>>>>

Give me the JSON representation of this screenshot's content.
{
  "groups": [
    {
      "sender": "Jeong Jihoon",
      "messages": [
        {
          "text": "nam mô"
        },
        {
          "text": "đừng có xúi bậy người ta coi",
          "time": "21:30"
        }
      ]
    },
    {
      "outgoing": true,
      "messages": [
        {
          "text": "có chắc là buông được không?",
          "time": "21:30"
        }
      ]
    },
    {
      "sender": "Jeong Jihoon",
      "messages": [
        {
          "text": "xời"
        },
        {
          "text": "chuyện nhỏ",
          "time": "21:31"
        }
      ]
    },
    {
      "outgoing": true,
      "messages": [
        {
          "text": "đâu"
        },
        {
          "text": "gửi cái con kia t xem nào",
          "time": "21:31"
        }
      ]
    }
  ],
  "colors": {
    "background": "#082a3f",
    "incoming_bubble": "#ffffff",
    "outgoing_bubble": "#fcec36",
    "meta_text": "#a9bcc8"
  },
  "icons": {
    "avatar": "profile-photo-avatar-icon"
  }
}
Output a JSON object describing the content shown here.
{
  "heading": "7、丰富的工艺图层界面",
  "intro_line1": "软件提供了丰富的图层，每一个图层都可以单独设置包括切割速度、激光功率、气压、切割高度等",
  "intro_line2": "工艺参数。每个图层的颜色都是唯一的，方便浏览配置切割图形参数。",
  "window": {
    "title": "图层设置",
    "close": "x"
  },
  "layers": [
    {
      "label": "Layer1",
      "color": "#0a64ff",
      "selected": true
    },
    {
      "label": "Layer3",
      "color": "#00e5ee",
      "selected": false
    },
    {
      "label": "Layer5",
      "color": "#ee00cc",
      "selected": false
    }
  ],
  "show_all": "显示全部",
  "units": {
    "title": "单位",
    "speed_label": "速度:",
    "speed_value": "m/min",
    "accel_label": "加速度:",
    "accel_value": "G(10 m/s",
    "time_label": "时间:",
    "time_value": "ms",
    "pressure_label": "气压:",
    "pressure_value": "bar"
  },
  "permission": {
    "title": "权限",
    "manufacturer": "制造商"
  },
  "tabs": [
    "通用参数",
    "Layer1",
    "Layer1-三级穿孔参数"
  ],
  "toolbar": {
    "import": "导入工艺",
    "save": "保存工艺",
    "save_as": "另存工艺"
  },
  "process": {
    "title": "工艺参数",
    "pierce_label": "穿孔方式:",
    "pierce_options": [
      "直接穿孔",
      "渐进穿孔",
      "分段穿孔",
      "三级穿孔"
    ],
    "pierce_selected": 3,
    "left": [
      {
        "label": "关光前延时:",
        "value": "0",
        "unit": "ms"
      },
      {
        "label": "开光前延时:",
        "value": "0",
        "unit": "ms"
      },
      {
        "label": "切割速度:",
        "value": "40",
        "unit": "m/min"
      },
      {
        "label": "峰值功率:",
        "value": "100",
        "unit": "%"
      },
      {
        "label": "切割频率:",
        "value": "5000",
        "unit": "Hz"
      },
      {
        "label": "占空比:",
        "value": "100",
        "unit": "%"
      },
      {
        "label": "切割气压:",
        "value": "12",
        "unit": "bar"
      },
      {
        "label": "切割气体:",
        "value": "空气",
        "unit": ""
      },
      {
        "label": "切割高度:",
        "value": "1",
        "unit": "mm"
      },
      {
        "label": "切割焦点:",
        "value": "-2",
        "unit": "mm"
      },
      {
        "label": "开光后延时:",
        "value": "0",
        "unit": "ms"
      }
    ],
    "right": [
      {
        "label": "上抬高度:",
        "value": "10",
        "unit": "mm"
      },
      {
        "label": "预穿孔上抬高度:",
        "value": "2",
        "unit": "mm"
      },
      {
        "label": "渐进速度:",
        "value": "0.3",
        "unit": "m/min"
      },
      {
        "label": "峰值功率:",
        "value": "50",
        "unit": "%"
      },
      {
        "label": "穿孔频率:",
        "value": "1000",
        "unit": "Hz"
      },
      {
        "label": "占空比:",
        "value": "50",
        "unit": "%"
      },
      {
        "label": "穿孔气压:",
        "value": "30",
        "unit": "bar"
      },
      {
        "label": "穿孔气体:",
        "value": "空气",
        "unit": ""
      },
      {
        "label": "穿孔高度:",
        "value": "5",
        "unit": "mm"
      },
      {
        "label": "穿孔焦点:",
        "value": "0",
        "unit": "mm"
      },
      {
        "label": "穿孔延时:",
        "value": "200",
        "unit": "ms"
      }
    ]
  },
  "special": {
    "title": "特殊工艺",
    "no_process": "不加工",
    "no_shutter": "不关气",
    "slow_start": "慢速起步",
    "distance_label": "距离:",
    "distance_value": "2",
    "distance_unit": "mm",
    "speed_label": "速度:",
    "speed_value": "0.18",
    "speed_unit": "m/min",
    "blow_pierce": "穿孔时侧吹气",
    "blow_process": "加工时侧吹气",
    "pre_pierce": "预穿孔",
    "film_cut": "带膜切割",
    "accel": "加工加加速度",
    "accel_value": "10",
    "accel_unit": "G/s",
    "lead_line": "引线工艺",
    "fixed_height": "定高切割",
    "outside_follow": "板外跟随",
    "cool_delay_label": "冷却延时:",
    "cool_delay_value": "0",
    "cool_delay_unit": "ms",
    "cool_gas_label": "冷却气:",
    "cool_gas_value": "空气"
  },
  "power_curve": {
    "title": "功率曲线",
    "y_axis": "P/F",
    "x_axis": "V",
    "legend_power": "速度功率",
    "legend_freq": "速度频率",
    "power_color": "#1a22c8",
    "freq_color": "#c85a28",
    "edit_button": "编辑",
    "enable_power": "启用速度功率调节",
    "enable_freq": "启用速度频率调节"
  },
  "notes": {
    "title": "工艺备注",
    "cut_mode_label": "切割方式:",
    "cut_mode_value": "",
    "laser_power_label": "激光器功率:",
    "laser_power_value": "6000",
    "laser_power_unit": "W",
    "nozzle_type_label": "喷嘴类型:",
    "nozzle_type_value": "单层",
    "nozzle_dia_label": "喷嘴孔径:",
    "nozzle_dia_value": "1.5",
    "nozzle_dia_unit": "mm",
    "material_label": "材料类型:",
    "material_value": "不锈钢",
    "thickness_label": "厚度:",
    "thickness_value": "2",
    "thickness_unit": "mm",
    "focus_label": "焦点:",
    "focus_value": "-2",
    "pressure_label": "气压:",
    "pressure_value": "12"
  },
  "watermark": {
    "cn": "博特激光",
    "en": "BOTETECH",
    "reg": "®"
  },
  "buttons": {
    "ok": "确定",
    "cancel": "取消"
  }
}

<<<<

== Set exercise ==
Please set down the whole listing above without altering a single line.

== Answer to the problem ==
Give me the JSON representation of this screenshot's content.
{
  "groups": [
    {
      "sender": "Jeong Jihoon",
      "messages": [
        {
          "text": "nam mô"
        },
        {
          "text": "đừng có xúi bậy người ta coi",
          "time": "21:30"
        }
      ]
    },
    {
      "outgoing": true,
      "messages": [
        {
          "text": "có chắc là buông được không?",
          "time": "21:30"
        }
      ]
    },
    {
      "sender": "Jeong Jihoon",
      "messages": [
        {
          "text": "xời"
        },
        {
          "text": "chuyện nhỏ",
          "time": "21:31"
        }
      ]
    },
    {
      "outgoing": true,
      "messages": [
        {
          "text": "đâu"
        },
        {
          "text": "gửi cái con kia t xem nào",
          "time": "21:31"
        }
      ]
    }
  ],
  "colors": {
    "background": "#082a3f",
    "incoming_bubble": "#ffffff",
    "outgoing_bubble": "#fcec36",
    "meta_text": "#a9bcc8"
  },
  "icons": {
    "avatar": "profile-photo-avatar-icon"
  }
}
Output a JSON object describing the content shown here.
{
  "heading": "7、丰富的工艺图层界面",
  "intro_line1": "软件提供了丰富的图层，每一个图层都可以单独设置包括切割速度、激光功率、气压、切割高度等",
  "intro_line2": "工艺参数。每个图层的颜色都是唯一的，方便浏览配置切割图形参数。",
  "window": {
    "title": "图层设置",
    "close": "x"
  },
  "layers": [
    {
      "label": "Layer1",
      "color": "#0a64ff",
      "selected": true
    },
    {
      "label": "Layer3",
      "color": "#00e5ee",
      "selected": false
    },
    {
      "label": "Layer5",
      "color": "#ee00cc",
      "selected": false
    }
  ],
  "show_all": "显示全部",
  "units": {
    "title": "单位",
    "speed_label": "速度:",
    "speed_value": "m/min",
    "accel_label": "加速度:",
    "accel_value": "G(10 m/s",
    "time_label": "时间:",
    "time_value": "ms",
    "pressure_label": "气压:",
    "pressure_value": "bar"
  },
  "permission": {
    "title": "权限",
    "manufacturer": "制造商"
  },
  "tabs": [
    "通用参数",
    "Layer1",
    "Layer1-三级穿孔参数"
  ],
  "toolbar": {
    "import": "导入工艺",
    "save": "保存工艺",
    "save_as": "另存工艺"
  },
  "process": {
    "title": "工艺参数",
    "pierce_label": "穿孔方式:",
    "pierce_options": [
      "直接穿孔",
      "渐进穿孔",
      "分段穿孔",
      "三级穿孔"
    ],
    "pierce_selected": 3,
    "left": [
      {
        "label": "关光前延时:",
        "value": "0",
        "unit": "ms"
      },
      {
        "label": "开光前延时:",
        "value": "0",
        "unit": "ms"
      },
      {
        "label": "切割速度:",
        "value": "40",
        "unit": "m/min"
      },
      {
        "label": "峰值功率:",
        "value": "100",
        "unit": "%"
      },
      {
        "label": "切割频率:",
        "value": "5000",
        "unit": "Hz"
      },
      {
        "label": "占空比:",
        "value": "100",
        "unit": "%"
      },
      {
        "label": "切割气压:",
        "value": "12",
        "unit": "bar"
      },
      {
        "label": "切割气体:",
        "value": "空气",
        "unit": ""
      },
      {
        "label": "切割高度:",
        "value": "1",
        "unit": "mm"
      },
      {
        "label": "切割焦点:",
        "value": "-2",
        "unit": "mm"
      },
      {
        "label": "开光后延时:",
        "value": "0",
        "unit": "ms"
      }
    ],
    "right": [
      {
        "label": "上抬高度:",
        "value": "10",
        "unit": "mm"
      },
      {
        "label": "预穿孔上抬高度:",
        "value": "2",
        "unit": "mm"
      },
      {
        "label": "渐进速度:",
        "value": "0.3",
        "unit": "m/min"
      },
      {
        "label": "峰值功率:",
        "value": "50",
        "unit": "%"
      },
      {
        "label": "穿孔频率:",
        "value": "1000",
        "unit": "Hz"
      },
      {
        "label": "占空比:",
        "value": "50",
        "unit": "%"
      },
      {
        "label": "穿孔气压:",
        "value": "30",
        "unit": "bar"
      },
      {
        "label": "穿孔气体:",
        "value": "空气",
        "unit": ""
      },
      {
        "label": "穿孔高度:",
        "value": "5",
        "unit": "mm"
      },
      {
        "label": "穿孔焦点:",
        "value": "0",
        "unit": "mm"
      },
      {
        "label": "穿孔延时:",
        "value": "200",
        "unit": "ms"
      }
    ]
  },
  "special": {
    "title": "特殊工艺",
    "no_process": "不加工",
    "no_shutter": "不关气",
    "slow_start": "慢速起步",
    "distance_label": "距离:",
    "distance_value": "2",
    "distance_unit": "mm",
    "speed_label": "速度:",
    "speed_value": "0.18",
    "speed_unit": "m/min",
    "blow_pierce": "穿孔时侧吹气",
    "blow_process": "加工时侧吹气",
    "pre_pierce": "预穿孔",
    "film_cut": "带膜切割",
    "accel": "加工加加速度",
    "accel_value": "10",
    "accel_unit": "G/s",
    "lead_line": "引线工艺",
    "fixed_height": "定高切割",
    "outside_follow": "板外跟随",
    "cool_delay_label": "冷却延时:",
    "cool_delay_value": "0",
    "cool_delay_unit": "ms",
    "cool_gas_label": "冷却气:",
    "cool_gas_value": "空气"
  },
  "power_curve": {
    "title": "功率曲线",
    "y_axis": "P/F",
    "x_axis": "V",
    "legend_power": "速度功率",
    "legend_freq": "速度频率",
    "power_color": "#1a22c8",
    "freq_color": "#c85a28",
    "edit_button": "编辑",
    "enable_power": "启用速度功率调节",
    "enable_freq": "启用速度频率调节"
  },
  "notes": {
    "title": "工艺备注",
    "cut_mode_label": "切割方式:",
    "cut_mode_value": "",
    "laser_power_label": "激光器功率:",
    "laser_power_value": "6000",
    "laser_power_unit": "W",
    "nozzle_type_label": "喷嘴类型:",
    "nozzle_type_value": "单层",
    "nozzle_dia_label": "喷嘴孔径:",
    "nozzle_dia_value": "1.5",
    "nozzle_dia_unit": "mm",
    "material_label": "材料类型:",
    "material_value": "不锈钢",
    "thickness_label": "厚度:",
    "thickness_value": "2",
    "thickness_unit": "mm",
    "focus_label": "焦点:",
    "focus_value": "-2",
    "pressure_label": "气压:",
    "pressure_value": "12"
  },
  "watermark": {
    "cn": "博特激光",
    "en": "BOTETECH",
    "reg": "®"
  },
  "buttons": {
    "ok": "确定",
    "cancel": "取消"
  }
}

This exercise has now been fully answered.